---- RECORDS FOR THE EXERCISE

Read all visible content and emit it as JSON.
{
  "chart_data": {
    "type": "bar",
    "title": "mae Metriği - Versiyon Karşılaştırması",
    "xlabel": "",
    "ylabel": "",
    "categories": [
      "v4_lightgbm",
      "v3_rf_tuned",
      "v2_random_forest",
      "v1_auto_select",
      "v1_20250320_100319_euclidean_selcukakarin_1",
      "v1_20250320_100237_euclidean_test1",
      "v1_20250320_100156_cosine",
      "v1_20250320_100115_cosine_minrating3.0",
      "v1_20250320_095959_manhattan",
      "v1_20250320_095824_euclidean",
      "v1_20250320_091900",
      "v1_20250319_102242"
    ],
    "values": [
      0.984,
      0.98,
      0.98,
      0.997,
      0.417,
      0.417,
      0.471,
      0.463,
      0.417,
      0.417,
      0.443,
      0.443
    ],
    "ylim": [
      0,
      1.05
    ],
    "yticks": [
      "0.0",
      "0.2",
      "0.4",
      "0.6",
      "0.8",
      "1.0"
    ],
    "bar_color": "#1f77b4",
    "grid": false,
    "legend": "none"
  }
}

--------

Extract each record, keeping it identical to the original.

Read all visible content and emit it as JSON.
{
  "chart_data": {
    "type": "bar",
    "title": "mae Metriği - Versiyon Karşılaştırması",
    "xlabel": "",
    "ylabel": "",
    "categories": [
      "v4_lightgbm",
      "v3_rf_tuned",
      "v2_random_forest",
      "v1_auto_select",
      "v1_20250320_100319_euclidean_selcukakarin_1",
      "v1_20250320_100237_euclidean_test1",
      "v1_20250320_100156_cosine",
      "v1_20250320_100115_cosine_minrating3.0",
      "v1_20250320_095959_manhattan",
      "v1_20250320_095824_euclidean",
      "v1_20250320_091900",
      "v1_20250319_102242"
    ],
    "values": [
      0.984,
      0.98,
      0.98,
      0.997,
      0.417,
      0.417,
      0.471,
      0.463,
      0.417,
      0.417,
      0.443,
      0.443
    ],
    "ylim": [
      0,
      1.05
    ],
    "yticks": [
      "0.0",
      "0.2",
      "0.4",
      "0.6",
      "0.8",
      "1.0"
    ],
    "bar_color": "#1f77b4",
    "grid": false,
    "legend": "none"
  }
}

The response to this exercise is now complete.